Data entries for graphics:
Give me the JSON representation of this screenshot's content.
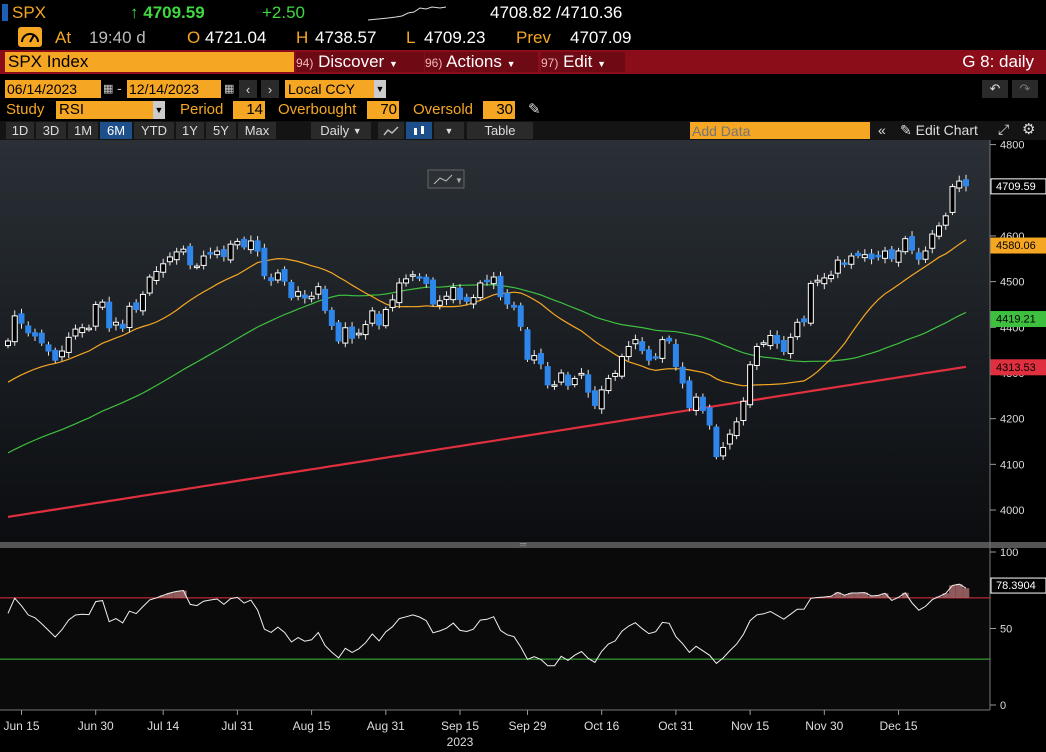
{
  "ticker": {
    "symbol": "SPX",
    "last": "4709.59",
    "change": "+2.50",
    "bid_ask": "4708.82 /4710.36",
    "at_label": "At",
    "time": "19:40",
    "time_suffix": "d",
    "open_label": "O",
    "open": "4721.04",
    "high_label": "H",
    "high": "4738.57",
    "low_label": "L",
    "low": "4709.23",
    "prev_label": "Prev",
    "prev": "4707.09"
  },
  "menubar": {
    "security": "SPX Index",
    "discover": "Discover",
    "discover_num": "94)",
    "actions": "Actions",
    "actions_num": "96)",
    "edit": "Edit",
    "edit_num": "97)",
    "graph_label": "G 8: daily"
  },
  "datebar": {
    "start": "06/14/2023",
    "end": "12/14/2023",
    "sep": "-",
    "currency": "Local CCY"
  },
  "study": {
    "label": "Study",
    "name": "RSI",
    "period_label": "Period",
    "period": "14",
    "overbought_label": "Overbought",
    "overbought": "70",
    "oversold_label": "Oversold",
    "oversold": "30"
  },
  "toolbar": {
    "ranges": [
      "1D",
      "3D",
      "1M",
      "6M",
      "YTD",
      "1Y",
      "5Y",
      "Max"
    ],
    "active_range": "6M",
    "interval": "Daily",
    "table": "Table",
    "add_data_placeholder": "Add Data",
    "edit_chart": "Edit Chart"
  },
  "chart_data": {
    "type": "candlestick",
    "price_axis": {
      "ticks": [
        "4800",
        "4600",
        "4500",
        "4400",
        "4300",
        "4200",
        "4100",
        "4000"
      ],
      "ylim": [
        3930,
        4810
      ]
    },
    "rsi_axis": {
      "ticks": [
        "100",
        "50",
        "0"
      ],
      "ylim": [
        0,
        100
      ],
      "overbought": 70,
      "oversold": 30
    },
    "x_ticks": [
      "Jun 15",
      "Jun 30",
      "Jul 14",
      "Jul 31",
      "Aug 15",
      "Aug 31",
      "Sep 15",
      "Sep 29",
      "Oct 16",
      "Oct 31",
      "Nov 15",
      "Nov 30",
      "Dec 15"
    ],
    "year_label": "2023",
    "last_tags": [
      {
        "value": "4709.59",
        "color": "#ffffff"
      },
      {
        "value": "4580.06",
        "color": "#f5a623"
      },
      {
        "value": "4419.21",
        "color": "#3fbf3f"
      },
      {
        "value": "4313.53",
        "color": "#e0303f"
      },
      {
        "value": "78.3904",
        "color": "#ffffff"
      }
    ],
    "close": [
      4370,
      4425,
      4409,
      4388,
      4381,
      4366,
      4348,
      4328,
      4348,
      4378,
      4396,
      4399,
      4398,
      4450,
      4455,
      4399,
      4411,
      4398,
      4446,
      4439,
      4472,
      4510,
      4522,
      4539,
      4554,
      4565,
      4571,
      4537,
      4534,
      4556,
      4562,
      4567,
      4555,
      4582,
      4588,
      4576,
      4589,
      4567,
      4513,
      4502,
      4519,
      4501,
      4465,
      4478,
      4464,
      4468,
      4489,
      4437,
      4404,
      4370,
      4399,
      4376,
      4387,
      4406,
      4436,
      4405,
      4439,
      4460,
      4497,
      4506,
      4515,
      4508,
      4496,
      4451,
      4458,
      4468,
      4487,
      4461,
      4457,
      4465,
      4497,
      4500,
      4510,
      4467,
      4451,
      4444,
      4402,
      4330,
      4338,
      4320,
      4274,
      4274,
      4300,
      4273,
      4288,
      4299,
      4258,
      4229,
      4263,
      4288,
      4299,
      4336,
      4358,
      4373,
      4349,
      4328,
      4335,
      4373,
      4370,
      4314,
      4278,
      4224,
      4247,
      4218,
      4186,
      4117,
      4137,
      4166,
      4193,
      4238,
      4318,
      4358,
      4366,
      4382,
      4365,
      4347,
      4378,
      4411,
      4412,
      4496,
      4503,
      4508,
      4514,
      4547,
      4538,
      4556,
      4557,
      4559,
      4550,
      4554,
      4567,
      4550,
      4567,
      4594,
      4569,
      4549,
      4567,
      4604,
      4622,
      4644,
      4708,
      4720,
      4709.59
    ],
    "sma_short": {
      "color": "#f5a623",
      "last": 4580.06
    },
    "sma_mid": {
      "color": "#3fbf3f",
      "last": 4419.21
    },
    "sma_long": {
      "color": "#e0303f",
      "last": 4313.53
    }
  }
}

WHAT TO WORK ON> Which lines contain the word "color"? Copy each one.

RESULT>
        "color": "#ffffff"
        "color": "#f5a623"
        "color": "#3fbf3f"
        "color": "#e0303f"
        "color": "#ffffff"
      "color": "#f5a623",
      "color": "#3fbf3f",
      "color": "#e0303f",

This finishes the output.